* START EXTRACTED RECORDS *
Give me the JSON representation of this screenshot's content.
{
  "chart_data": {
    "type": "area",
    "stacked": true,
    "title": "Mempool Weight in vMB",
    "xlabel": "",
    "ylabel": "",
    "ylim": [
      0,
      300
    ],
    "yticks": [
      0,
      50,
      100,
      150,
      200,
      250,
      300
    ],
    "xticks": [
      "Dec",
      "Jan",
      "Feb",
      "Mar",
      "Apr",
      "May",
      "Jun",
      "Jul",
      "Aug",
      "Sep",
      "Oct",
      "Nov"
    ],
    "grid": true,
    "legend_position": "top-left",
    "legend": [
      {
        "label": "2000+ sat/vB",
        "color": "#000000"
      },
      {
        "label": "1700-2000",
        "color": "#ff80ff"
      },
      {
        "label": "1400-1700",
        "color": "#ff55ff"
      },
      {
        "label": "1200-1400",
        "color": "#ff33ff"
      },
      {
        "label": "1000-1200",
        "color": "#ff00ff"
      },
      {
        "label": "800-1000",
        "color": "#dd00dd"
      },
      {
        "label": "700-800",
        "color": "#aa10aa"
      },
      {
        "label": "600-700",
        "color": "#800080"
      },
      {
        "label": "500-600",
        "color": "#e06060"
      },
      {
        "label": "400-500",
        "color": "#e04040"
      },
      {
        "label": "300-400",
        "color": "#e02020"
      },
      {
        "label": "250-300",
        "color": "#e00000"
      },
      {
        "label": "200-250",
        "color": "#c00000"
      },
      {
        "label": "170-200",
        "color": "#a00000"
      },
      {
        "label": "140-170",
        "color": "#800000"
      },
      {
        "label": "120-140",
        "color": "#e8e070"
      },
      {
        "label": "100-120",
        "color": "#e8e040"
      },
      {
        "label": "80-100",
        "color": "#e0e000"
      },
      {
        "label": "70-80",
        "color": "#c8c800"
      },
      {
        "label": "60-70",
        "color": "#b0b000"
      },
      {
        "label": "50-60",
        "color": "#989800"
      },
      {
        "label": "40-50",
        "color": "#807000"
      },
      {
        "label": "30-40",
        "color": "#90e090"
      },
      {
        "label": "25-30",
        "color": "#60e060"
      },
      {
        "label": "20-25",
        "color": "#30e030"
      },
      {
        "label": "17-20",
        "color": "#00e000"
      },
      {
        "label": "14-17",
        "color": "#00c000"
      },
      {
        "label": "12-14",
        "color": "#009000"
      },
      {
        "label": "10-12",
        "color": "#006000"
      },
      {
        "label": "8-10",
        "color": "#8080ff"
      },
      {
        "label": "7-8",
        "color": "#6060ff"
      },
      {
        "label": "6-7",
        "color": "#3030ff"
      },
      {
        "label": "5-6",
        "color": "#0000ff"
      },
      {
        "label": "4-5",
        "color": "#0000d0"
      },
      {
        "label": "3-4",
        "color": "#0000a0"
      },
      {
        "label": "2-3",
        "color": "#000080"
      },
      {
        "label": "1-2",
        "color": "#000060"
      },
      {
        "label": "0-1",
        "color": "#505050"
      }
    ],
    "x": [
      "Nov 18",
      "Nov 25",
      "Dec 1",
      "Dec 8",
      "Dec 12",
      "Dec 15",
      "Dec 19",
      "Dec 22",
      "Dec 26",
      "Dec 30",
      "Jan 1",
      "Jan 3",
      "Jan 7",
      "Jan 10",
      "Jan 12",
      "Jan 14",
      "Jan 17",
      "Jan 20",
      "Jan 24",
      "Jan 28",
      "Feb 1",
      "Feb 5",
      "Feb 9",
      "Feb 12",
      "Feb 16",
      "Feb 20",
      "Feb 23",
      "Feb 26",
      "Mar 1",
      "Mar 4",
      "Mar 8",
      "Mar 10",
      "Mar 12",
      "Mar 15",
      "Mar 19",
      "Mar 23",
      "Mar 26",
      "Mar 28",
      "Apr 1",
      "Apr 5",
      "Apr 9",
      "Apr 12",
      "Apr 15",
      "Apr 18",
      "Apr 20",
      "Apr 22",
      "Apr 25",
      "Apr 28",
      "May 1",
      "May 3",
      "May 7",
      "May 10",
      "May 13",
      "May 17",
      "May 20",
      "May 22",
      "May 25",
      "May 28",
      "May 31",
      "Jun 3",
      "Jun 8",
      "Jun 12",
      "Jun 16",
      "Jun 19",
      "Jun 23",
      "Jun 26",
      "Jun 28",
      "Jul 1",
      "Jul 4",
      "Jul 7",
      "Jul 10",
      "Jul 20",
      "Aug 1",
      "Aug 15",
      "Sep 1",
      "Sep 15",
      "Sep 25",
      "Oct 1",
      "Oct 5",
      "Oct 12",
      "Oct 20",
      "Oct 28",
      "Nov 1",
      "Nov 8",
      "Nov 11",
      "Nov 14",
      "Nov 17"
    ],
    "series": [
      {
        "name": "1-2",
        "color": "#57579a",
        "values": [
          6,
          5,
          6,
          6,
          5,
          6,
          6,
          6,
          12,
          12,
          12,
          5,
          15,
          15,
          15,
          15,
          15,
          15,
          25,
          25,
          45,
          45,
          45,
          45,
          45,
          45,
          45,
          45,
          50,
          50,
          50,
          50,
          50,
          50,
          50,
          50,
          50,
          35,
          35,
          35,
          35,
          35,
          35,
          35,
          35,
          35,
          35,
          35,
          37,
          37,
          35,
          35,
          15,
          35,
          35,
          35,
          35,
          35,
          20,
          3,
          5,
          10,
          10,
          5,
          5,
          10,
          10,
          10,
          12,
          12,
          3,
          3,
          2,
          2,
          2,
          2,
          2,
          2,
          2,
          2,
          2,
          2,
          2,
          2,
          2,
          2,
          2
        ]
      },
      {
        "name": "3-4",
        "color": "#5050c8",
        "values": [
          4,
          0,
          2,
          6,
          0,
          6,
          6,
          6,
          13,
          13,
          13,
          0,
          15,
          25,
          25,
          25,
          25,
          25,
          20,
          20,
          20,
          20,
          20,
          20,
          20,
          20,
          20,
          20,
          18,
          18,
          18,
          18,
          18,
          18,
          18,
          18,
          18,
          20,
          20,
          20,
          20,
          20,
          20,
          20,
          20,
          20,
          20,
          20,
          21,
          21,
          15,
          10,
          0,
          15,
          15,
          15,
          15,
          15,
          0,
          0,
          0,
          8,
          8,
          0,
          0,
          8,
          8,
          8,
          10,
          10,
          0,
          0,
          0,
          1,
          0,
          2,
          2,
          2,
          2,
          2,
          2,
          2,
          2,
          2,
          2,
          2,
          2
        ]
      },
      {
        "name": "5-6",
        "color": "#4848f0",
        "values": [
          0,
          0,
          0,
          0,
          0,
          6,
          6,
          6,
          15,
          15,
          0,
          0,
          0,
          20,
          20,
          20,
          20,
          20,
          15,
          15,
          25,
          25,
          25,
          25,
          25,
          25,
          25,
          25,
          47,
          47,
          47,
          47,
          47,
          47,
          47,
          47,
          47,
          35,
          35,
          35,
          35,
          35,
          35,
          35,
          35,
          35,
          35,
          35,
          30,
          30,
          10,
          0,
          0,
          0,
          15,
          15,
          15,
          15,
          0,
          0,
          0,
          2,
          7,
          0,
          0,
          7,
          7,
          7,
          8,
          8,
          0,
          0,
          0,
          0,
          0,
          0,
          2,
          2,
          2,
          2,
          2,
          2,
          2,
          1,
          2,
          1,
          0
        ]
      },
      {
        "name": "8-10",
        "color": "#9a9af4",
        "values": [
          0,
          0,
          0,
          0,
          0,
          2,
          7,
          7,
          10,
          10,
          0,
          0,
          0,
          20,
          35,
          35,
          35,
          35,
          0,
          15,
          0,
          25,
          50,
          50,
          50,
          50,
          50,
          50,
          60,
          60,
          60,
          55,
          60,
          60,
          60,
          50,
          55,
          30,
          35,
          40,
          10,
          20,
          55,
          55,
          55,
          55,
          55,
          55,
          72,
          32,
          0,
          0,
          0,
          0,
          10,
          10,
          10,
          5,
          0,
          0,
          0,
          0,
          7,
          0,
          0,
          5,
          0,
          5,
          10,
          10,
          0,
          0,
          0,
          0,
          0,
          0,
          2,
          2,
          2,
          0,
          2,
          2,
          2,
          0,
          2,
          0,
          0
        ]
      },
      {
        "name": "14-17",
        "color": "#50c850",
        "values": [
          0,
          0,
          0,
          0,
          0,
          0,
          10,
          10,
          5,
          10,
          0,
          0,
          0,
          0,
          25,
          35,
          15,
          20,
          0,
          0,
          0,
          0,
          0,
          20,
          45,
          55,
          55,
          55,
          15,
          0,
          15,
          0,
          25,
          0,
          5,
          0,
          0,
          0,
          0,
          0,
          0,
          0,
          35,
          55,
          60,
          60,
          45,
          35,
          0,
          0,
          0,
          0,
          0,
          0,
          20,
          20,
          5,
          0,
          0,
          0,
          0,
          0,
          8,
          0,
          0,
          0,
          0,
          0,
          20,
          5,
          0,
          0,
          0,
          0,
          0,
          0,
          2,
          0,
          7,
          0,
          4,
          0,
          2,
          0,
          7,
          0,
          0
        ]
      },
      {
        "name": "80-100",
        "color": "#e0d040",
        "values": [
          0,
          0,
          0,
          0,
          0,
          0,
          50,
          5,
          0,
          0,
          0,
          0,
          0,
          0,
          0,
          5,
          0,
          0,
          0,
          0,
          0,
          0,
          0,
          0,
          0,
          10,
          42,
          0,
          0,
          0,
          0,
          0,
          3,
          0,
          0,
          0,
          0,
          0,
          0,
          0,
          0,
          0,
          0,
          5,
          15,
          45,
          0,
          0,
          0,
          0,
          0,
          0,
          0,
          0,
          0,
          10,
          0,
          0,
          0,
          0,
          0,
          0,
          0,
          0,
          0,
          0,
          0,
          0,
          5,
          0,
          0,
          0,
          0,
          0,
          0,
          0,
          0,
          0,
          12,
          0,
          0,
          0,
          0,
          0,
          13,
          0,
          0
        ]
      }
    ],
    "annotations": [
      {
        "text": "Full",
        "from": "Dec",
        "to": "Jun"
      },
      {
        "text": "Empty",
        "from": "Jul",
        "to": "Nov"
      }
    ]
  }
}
* END EXTRACTED RECORDS *
GIVEN REQUEST — From the listing above, pick out every line containing "name".

THE COMPLETED TASK —
        "name": "1-2",
        "name": "3-4",
        "name": "5-6",
        "name": "8-10",
        "name": "14-17",
        "name": "80-100",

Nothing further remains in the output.